第20話 ジョギングから:結局なんのために走っているかわからないから走っている“得体の知れないモノ力”

 たいしていばれることではないが、できるだけ毎日ジョギングをしている。


 目標距離は10キロ、時間にすればジョグペースで約1時間。僕にとって“10キロ1時間”のペースはけっこうきつい。途中で脚や横っ腹が痛くなったり、呼吸が上がったりすることもある。下半身を中心に、どこかしらの痛みを日常的に抱えることになるので、けっして大袈裟ではなく日々のメンテナンスを求められる。


 夕方のランのためには、昼食の時間調整と摂食量の配分が必要だ。おやつ時間に間食をし過ぎたり、コーヒーを飲み過ぎたりしないような配慮も大切となる。そうしたうえで、おおむね夕方6時くらいに、トレーニングウェアとジョギングシューズとに履き替え(冬はヘッドライトを装着して、ときにサポーターを重点的に撒いて)、自分のなかで「仕方がない」という気持ちで走り出す。


 ジョギングのきっかけは、離婚や進退の問題を抱えていたとき、まずは山登りに目覚め、そのための基礎体力作りではじめたのが一応の表向きである――実際は、明確な理由はない。

 最初は週に1~2回程度、距離も時間もたいしたことなくチンタラ走っていた。その後、東日本大震災が発生し、医療支援を目的に2012年に福島に来た。意外なことに、「被災地なのだから悠長に走っている場合ではない、ジョギングは当分止めよう」という気にならず、マイペースな走り自体に変化はないものの、むしろ積極的に走るようになった。

 こともあろうか、被災市民とマラソンチームを作ってしまい、それからは息抜きという感じではなくなってしまった。ランは週に3~4回に増え、コロナの自粛ムードのなか、どういうわけだか、できるだけ毎日走るように、もう一段(というか、数段)ハードルを上げてしまった。


 毎夕10キロ走るという、ひと昔前の怠惰な自分からは想像すらできなかった大きな目標を掲げ、日夜励むようになった。

 その都度、「いままでそんなに走っていなかったのだから、いまさら何やってんだ。今日くらい走らなくてもいいではないか」という理由を、10個程度は簡単に思い付くが、帰宅時間の前になると、「いつものように今日も走るのか?」という、なんともイヤな気分になってくる。

 さらに数十分という短い時間のなかで葛藤をくり返す。「走れないという理由はないではないか」という考えを芽生えさせ、帰宅直後までに「走るって決めたんだから、今日も走らねば」というテンションまで持っていくのである。かなりしんどい所業だ。

> [一覧の抜粋]:
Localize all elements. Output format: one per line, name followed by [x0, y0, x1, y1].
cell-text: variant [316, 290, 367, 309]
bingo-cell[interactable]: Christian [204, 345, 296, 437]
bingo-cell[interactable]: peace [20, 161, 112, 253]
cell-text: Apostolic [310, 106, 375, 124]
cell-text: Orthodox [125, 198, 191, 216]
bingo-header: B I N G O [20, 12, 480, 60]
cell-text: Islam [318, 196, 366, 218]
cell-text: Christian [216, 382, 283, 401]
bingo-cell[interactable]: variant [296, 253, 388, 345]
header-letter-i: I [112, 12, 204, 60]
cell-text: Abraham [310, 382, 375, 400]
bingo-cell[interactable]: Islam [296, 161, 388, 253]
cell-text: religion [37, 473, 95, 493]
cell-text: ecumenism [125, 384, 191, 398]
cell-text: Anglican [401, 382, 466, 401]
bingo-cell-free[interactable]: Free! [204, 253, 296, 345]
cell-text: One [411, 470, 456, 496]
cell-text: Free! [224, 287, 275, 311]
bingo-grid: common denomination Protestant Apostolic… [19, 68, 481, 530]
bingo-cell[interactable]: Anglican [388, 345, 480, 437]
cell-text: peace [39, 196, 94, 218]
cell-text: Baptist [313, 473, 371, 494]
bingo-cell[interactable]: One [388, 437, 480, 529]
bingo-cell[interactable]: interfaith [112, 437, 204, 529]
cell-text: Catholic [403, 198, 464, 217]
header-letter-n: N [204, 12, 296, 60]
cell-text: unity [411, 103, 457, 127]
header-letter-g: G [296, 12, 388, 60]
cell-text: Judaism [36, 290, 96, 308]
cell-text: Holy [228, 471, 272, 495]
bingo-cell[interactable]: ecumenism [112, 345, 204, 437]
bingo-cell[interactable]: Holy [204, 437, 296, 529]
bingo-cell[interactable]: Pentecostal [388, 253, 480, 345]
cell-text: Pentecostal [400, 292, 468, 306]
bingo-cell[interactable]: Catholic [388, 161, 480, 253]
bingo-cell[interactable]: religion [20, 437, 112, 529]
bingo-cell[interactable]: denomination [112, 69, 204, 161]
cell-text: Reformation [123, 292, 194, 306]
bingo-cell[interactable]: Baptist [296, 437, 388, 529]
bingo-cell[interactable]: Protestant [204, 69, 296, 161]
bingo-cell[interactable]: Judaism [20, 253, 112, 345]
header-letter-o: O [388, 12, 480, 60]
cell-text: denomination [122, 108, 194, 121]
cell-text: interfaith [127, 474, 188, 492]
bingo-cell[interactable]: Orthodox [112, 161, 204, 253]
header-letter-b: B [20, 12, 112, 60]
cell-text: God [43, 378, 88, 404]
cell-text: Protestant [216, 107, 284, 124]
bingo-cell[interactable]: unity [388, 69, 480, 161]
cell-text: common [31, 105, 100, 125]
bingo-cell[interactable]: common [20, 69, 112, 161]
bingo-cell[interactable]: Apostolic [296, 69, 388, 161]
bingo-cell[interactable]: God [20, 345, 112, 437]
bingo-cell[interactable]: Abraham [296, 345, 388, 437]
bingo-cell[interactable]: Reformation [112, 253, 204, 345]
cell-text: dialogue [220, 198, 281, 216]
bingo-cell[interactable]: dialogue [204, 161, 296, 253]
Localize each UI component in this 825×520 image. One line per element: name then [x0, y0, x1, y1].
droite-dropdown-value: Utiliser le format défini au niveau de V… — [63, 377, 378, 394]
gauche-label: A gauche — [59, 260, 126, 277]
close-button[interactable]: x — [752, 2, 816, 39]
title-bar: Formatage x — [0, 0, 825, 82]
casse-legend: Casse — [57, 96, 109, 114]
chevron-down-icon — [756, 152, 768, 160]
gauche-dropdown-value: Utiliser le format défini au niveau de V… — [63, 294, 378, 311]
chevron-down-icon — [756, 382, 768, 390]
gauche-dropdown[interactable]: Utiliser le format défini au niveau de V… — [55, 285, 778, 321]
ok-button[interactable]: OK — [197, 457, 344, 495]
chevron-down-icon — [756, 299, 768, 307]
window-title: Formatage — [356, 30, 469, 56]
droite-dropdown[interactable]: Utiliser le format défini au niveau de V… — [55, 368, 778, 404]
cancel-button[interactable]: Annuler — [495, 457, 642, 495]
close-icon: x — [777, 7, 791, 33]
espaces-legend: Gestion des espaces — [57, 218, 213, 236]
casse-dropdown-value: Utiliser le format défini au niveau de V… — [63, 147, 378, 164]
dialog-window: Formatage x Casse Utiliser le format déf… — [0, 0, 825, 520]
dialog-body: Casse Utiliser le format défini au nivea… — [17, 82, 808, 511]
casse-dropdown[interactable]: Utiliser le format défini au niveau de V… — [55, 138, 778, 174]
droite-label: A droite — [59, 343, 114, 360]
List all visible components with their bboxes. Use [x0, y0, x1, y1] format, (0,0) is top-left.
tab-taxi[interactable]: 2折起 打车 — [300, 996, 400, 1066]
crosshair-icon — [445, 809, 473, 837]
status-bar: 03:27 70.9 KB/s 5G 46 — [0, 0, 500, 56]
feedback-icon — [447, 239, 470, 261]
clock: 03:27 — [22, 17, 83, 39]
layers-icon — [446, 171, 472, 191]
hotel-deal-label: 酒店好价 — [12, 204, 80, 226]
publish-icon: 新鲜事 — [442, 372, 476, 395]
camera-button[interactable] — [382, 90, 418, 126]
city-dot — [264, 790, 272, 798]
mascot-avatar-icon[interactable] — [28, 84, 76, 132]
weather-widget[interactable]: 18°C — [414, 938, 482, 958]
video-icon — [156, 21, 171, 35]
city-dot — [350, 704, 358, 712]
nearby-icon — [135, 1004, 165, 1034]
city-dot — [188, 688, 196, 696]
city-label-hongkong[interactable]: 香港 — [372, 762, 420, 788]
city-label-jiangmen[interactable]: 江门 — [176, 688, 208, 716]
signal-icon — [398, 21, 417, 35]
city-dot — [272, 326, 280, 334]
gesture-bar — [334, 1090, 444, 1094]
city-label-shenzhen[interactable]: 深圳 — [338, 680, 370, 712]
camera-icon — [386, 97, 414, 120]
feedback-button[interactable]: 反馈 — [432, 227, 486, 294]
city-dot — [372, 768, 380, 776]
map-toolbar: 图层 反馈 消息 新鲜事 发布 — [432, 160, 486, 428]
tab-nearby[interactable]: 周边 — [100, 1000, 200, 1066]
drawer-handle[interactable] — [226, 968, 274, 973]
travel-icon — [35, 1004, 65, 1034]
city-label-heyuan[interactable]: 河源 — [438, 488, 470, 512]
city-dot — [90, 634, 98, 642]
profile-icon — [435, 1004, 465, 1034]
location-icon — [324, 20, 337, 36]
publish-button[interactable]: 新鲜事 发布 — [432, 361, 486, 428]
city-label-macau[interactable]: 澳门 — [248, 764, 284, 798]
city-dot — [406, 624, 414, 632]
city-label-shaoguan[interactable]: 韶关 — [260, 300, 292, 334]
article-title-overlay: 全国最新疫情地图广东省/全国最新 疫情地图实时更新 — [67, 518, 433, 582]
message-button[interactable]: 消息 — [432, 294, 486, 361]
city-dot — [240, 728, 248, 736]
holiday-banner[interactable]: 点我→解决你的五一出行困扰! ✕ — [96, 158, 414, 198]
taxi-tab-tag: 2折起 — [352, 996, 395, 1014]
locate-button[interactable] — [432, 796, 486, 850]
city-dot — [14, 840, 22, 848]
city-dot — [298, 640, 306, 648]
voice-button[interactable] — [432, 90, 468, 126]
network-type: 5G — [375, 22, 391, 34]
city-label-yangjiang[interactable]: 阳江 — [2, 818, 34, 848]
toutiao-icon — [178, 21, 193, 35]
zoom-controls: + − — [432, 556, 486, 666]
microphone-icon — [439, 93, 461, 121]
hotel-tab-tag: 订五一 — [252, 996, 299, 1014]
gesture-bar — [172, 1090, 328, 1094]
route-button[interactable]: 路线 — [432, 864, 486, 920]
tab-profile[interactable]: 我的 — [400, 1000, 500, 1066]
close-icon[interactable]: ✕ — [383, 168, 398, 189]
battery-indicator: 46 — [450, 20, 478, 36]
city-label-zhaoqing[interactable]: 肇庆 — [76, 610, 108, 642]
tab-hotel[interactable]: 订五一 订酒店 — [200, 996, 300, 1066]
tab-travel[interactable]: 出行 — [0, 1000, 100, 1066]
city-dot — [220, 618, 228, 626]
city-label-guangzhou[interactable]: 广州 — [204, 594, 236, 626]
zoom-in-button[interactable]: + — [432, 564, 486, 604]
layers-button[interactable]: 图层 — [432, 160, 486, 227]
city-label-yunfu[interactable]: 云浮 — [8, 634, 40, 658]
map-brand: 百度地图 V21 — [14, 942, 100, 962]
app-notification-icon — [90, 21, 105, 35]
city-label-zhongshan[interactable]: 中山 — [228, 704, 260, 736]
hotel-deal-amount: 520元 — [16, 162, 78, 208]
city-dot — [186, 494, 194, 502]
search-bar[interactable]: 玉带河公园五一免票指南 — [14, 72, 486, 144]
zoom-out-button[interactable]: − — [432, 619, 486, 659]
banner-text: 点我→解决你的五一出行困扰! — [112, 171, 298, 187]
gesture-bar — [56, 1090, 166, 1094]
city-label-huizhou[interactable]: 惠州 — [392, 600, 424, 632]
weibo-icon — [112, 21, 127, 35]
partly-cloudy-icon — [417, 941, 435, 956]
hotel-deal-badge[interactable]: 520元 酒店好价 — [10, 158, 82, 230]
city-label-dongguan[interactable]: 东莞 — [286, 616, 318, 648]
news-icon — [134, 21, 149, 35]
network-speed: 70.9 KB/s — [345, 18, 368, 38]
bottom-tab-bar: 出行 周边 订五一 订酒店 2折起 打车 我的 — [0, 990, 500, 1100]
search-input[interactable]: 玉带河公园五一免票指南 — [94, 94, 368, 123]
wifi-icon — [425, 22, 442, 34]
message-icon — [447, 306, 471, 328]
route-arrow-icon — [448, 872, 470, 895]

> [作業一覧]:
1. ジョギングについての文章を二文で要約せよ。
2. ジョギングについての文章で、筆者が走り出す前に身につけるものをすべて挙げよ。
3. ジョギングについての文章の続きを、最後の文の後から書け。
一覧を参照する必要はない。

> [解答]:
1. 筆者は山登りの基礎体力作りを表向きのきっかけにジョギングを始め、福島に来てからはむしろ積極的に走るようになり、被災市民とマラソンチームを作ったことを経て、コロナの自粛ムードのなかで毎夕10キロを目標に走るようになった。走らない理由は簡単に思い付くが、帰宅前には葛藤をくり返し、「今日も走らねば」という気持ちまで持っていくのはかなりしんどい所業だという。

2. トレーニングウェア、ジョギングシューズ、ヘッドライト(冬)、サポーター(ときに)

3.
 ジョギングをはじめて、体がどのような変化をきたしたかというと、まずおとずれたのは膝の痛みだった。走りはじめて5回目くらいから出現した。歩くたびに膝の内側に激痛が走り、それこそ走るどころではなくなった。「ド素人がいきなり走りはじめるからだ」と、運動している友人から言われたが、そのとおりだと思った。こういうときは、しばらく安静にしているしかない。出鼻をくじかれ、山登りも当面行けなくなった。

 3週間ほどで痛みが引いたので、同じ轍を踏まないように、今度は、準備運動とペース配分と走行後のマッサージとを取り入れることによって、痛みの再発を回避できた。少しずつ距離とペースとを上げることに成功したが、体重はまったく減らなかった。


 やがて、動きが軽くなったような気がして、それに伴い、少しだけ筋肉が引き締まった感覚を覚えるようになった。「そういえば、今年は風邪をひかないな」と思うまでには3年の年月が経っていた。それでも体重は変わらず、70キロ越えがキープされていた。

 4~5年目くらいになって、ようやく変動するようになった。走り終わった時点で68キロ、翌日には71キロに復すというような振り幅が生まれた。安定した5キロの体重減に至るまでには、実に10年以上の年月が必要だった。

 

 ジョギングによる体重というのは、繰り返しになるが、まずは痛みとの格闘、そのうち動きが軽くなる、筋肉が引き締まる等を経て、風邪をひかなくなる、そうこうしていう間に、走った直後にカロリーが消費されるようになり、しかしまたすぐ戻るという代謝の回転がおとずれ、やっとやっと最後に減るのだということに改めて気付いた。

 ジョギングの目的として多いのは、ダイエットやストレス解消なのだろうけれど、体重減少を指標にしていたら、ただただ徒労でしかない。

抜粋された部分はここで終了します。